CHALLENGE
Filter the records below and copy every line containing the word "killed".

---- DATASET EXTRACT

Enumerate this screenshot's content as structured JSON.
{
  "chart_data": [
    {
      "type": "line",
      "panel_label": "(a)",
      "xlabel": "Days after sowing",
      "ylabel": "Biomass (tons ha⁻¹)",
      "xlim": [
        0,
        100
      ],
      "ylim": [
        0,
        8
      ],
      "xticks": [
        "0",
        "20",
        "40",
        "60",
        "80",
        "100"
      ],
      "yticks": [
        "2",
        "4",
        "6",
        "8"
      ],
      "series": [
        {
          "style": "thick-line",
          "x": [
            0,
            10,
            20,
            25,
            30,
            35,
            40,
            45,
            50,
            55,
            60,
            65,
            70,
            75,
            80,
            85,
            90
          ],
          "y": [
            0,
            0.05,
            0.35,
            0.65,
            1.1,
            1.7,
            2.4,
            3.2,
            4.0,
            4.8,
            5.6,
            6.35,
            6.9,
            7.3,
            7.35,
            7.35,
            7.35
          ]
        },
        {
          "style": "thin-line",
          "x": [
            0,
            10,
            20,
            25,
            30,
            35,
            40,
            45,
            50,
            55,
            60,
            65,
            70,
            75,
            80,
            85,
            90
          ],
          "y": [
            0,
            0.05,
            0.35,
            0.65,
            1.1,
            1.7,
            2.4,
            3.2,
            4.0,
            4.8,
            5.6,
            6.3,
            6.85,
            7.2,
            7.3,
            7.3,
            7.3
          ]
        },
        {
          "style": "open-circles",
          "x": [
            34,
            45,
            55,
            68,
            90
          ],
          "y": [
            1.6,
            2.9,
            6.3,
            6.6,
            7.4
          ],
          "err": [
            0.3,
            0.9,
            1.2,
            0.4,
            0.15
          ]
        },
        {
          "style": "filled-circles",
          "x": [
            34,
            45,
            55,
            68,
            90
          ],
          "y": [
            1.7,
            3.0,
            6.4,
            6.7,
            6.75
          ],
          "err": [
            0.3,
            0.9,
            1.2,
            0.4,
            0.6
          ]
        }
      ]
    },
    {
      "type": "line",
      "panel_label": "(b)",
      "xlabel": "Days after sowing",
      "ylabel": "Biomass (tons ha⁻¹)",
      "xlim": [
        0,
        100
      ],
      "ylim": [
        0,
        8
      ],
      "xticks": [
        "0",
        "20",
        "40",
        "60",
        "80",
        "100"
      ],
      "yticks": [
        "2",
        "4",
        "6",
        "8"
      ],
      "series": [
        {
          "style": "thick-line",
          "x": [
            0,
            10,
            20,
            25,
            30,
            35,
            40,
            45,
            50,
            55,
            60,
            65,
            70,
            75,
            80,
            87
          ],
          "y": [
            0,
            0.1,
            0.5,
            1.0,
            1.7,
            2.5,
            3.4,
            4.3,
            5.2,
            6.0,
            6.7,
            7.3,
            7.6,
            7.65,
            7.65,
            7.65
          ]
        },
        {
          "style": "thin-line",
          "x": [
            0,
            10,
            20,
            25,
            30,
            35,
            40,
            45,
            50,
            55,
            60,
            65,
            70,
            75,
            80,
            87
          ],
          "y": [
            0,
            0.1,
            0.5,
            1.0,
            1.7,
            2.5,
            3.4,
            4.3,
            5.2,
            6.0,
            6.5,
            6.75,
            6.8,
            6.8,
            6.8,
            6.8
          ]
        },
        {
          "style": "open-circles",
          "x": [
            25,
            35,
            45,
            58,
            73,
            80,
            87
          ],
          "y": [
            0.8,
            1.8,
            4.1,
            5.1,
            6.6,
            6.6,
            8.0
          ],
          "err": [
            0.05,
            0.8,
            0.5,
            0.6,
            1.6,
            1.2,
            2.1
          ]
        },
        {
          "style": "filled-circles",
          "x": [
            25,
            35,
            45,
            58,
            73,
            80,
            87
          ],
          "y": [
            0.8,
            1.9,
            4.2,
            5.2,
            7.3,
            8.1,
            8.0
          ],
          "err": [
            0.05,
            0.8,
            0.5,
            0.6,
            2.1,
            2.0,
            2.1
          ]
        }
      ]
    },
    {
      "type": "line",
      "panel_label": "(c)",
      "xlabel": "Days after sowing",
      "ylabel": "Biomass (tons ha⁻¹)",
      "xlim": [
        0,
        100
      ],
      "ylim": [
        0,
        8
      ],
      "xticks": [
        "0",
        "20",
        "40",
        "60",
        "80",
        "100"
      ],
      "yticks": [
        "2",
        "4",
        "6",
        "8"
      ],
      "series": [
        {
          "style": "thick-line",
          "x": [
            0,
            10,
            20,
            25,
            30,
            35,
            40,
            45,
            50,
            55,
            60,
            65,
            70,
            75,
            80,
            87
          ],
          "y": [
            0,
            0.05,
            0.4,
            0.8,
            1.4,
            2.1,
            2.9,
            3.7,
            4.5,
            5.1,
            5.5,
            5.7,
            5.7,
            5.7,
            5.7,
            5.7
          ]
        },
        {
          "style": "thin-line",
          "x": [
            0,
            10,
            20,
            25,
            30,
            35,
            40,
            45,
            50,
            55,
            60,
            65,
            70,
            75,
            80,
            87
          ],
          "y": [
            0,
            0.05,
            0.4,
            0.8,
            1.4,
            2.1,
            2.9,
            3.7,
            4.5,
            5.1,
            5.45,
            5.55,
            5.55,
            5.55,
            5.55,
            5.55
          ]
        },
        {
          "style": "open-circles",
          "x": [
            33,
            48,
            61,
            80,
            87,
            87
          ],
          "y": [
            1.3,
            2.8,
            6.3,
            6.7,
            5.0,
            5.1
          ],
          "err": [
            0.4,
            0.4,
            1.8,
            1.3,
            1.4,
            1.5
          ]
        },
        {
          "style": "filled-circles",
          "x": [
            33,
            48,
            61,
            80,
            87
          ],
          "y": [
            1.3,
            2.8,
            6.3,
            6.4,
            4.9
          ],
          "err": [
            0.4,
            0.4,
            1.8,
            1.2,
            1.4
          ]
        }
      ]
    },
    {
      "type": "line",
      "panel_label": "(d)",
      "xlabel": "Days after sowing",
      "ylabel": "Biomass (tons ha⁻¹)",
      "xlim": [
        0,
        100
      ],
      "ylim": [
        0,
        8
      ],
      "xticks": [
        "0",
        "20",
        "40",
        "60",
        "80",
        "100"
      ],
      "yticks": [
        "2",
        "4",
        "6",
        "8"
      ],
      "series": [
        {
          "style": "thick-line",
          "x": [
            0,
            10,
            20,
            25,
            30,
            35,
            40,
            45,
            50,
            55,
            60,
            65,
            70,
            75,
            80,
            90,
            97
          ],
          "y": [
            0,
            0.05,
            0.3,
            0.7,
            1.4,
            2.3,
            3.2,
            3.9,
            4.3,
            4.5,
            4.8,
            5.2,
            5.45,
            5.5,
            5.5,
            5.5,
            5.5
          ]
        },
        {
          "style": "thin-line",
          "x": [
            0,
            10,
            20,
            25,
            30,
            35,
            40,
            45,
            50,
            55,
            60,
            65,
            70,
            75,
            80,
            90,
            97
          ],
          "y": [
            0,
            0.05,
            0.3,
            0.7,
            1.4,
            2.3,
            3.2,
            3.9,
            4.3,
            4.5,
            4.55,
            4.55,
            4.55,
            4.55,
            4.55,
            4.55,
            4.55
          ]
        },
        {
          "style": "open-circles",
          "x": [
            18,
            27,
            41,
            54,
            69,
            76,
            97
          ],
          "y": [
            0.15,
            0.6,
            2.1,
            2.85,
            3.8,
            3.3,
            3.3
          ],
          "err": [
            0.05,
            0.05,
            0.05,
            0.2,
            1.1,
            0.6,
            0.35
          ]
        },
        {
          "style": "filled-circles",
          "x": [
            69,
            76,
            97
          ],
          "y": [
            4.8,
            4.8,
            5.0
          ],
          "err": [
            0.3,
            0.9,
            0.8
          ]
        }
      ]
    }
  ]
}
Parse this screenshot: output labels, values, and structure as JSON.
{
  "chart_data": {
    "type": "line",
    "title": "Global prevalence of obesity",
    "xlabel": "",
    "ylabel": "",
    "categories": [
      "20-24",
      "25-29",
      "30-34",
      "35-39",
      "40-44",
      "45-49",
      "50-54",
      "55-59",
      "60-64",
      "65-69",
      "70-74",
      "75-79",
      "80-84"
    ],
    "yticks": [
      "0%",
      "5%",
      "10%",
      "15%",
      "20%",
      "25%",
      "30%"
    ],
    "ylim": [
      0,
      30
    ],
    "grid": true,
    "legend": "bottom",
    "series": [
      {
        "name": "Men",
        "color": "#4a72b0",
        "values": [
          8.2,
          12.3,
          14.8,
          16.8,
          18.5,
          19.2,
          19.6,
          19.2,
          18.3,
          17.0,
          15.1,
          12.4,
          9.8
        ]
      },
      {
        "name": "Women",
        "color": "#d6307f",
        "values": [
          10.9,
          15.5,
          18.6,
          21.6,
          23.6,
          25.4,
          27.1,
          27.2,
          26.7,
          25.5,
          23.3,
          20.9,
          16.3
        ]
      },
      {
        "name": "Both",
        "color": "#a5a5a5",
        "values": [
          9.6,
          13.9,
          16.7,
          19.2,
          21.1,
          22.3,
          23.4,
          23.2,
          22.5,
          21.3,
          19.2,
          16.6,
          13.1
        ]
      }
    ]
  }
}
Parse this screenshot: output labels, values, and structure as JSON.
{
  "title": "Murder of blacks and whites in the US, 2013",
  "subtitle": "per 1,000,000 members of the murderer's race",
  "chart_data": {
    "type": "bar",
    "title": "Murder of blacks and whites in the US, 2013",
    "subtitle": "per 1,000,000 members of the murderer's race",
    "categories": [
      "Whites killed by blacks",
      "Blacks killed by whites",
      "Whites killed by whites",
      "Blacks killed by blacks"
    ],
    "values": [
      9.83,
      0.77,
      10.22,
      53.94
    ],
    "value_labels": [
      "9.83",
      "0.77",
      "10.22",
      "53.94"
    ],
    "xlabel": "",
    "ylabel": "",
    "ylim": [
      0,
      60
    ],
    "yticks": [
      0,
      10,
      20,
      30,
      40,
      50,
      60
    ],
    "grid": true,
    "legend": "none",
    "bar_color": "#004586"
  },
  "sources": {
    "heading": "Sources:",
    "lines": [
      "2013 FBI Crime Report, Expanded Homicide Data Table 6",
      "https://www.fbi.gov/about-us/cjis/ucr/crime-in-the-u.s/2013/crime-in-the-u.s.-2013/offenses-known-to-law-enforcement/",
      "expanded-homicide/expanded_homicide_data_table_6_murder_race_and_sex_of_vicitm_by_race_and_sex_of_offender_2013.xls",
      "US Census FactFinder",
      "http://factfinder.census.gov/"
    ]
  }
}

--------

WRITTEN SOLUTION
      "Whites killed by blacks",
      "Blacks killed by whites",
      "Whites killed by whites",
      "Blacks killed by blacks"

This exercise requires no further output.